Available data ->
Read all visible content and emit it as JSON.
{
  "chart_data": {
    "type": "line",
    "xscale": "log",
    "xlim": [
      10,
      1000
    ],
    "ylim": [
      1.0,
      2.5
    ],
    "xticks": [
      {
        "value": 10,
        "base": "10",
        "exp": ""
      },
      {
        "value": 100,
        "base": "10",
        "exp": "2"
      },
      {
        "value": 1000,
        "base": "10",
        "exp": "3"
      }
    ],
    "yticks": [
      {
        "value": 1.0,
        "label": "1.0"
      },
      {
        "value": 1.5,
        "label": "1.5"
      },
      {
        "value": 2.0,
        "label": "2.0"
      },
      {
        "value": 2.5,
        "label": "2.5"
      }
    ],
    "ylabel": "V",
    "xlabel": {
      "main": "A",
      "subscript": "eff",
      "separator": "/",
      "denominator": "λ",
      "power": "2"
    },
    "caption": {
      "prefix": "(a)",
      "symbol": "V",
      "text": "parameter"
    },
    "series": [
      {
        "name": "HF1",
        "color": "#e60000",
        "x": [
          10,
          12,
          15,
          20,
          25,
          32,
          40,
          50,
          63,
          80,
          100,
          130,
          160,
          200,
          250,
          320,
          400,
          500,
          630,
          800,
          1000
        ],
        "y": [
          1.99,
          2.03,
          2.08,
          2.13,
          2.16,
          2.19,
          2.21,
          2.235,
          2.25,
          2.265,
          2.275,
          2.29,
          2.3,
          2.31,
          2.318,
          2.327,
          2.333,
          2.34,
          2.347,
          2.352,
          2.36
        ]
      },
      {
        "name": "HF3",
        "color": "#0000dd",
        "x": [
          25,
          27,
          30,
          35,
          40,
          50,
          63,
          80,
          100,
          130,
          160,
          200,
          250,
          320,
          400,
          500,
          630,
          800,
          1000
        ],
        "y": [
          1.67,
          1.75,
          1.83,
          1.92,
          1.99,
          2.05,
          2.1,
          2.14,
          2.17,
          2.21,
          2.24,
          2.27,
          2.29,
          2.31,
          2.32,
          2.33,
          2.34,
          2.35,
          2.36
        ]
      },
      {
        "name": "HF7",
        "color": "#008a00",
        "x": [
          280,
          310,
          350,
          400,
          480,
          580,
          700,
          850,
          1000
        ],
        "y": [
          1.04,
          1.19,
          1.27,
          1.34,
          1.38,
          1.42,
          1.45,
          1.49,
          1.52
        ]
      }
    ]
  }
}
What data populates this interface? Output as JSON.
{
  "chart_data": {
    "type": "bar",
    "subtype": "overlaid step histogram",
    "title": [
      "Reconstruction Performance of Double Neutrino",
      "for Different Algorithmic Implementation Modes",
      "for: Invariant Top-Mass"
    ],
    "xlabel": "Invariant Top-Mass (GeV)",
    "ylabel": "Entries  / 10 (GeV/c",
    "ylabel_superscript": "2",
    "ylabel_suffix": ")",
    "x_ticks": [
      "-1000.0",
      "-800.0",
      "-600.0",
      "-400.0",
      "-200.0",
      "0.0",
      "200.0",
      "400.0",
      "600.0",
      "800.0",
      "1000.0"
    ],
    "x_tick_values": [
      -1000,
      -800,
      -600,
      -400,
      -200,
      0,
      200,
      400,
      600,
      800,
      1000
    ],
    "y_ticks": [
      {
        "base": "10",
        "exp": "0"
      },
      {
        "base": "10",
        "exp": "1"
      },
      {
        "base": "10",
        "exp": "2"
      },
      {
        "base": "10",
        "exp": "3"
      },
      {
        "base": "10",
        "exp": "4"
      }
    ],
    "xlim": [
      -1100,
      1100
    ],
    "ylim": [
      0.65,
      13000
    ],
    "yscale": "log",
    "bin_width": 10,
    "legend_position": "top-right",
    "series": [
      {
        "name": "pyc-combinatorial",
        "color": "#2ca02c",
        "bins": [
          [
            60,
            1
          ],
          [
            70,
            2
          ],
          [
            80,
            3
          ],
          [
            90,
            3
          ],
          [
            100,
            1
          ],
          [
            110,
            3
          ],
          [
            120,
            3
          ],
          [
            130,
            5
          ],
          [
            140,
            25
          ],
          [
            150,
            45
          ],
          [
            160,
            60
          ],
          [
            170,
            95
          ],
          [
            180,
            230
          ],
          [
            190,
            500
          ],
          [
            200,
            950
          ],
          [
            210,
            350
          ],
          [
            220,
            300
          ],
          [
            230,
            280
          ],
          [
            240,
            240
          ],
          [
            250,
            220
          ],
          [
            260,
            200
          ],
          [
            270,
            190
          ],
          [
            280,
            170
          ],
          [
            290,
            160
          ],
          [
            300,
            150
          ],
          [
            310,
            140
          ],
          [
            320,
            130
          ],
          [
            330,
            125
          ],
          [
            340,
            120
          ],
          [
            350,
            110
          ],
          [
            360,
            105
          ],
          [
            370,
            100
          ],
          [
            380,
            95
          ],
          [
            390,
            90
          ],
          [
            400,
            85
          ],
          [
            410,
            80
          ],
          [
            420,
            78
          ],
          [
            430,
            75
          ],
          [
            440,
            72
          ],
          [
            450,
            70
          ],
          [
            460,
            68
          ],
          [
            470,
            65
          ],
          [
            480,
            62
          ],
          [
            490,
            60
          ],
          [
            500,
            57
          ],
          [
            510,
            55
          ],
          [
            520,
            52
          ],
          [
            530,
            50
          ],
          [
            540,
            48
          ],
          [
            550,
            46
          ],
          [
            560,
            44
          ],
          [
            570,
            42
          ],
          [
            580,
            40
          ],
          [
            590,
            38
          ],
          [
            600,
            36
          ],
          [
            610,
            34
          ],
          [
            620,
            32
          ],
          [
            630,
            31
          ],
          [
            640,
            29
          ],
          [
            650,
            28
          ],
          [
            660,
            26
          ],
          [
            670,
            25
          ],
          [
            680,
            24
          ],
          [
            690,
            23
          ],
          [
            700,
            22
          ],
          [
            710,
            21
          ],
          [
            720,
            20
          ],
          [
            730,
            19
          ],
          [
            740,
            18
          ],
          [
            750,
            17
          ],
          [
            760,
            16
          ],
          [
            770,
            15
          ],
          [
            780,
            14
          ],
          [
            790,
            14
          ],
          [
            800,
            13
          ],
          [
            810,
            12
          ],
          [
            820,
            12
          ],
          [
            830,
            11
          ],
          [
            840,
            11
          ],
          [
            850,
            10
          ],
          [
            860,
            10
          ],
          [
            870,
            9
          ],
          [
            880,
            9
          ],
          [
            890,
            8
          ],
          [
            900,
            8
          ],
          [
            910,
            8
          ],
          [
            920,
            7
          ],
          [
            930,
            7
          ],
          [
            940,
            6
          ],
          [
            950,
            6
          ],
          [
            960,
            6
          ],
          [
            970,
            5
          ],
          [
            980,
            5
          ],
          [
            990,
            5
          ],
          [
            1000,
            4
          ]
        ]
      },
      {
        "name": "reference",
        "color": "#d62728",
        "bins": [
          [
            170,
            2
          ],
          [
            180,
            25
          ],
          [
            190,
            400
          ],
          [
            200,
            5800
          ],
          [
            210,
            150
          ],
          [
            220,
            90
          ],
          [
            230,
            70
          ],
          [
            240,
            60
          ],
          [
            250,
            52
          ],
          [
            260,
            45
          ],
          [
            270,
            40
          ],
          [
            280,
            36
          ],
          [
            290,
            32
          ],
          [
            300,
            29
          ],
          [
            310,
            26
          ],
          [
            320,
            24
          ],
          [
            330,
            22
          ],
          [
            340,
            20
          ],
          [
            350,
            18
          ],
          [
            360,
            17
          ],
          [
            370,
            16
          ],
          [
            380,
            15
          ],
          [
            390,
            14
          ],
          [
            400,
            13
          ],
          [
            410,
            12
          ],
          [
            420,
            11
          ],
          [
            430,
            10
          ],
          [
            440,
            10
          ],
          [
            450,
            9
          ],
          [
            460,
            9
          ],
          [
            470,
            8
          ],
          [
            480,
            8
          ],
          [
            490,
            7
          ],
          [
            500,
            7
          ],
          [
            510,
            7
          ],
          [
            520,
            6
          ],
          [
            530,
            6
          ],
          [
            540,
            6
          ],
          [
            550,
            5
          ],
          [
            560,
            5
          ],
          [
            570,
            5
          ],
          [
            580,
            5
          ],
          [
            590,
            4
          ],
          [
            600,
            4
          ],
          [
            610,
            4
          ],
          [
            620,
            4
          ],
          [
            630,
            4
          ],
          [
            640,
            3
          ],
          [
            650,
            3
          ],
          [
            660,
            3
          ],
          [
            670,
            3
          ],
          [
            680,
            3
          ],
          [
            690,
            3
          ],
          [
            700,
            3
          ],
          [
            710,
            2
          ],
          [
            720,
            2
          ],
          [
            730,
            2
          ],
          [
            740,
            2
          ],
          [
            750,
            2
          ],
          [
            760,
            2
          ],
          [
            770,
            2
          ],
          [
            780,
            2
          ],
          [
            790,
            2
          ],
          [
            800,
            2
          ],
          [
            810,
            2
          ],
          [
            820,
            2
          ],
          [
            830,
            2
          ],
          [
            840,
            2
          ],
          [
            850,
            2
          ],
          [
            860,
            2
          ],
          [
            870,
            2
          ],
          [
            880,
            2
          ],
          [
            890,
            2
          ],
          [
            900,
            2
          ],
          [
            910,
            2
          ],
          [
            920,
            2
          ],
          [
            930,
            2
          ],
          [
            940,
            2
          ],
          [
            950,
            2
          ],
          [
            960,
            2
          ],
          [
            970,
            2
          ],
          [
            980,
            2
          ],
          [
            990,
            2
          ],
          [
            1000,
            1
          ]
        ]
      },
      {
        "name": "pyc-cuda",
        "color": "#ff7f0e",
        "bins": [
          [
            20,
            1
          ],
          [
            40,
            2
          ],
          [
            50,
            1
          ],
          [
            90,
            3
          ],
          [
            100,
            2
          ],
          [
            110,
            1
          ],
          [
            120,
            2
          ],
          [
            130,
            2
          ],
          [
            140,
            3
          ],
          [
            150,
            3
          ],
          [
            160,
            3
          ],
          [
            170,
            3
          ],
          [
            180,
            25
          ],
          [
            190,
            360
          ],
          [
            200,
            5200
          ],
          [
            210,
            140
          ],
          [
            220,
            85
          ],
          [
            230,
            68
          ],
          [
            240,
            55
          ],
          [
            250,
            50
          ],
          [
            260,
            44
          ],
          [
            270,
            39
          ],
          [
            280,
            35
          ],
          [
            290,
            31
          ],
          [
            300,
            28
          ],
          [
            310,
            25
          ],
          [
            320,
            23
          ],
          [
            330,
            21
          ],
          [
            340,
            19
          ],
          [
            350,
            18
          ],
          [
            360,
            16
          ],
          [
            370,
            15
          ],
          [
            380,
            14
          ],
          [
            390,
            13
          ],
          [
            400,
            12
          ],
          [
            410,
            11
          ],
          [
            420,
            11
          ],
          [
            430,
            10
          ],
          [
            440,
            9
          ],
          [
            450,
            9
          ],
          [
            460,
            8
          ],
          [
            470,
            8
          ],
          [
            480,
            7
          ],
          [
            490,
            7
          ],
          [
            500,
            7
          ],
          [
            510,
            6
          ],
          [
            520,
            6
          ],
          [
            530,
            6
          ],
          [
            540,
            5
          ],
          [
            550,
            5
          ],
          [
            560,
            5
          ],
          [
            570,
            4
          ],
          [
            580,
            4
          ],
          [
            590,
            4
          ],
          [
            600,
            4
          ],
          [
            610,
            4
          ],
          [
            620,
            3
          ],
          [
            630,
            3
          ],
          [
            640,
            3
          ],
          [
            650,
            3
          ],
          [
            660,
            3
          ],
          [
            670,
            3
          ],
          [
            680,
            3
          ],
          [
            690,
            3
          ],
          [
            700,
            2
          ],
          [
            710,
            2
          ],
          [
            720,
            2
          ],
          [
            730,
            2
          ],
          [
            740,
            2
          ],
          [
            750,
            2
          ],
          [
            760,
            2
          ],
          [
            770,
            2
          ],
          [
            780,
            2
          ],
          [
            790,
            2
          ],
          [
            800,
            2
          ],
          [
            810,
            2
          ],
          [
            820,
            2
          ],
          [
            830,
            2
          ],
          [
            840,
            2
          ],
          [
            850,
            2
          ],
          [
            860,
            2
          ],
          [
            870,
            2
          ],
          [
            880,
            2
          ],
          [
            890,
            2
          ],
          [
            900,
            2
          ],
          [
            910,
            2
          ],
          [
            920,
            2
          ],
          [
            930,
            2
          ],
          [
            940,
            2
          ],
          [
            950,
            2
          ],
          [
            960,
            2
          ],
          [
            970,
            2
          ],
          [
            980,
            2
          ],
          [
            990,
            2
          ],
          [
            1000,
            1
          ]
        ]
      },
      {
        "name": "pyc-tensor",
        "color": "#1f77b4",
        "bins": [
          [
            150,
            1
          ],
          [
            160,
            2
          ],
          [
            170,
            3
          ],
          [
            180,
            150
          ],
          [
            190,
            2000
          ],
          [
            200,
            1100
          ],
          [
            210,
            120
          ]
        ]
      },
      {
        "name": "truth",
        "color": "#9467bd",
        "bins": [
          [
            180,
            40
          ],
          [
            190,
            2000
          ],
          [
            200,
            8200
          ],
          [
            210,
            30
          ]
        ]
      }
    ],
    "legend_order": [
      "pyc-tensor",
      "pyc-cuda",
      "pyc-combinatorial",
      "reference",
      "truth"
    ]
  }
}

Aim of the task ->
Select every line in the records above that contains the word "Mass".

Output of the task ->
      "for: Invariant Top-Mass"
    "xlabel": "Invariant Top-Mass (GeV)",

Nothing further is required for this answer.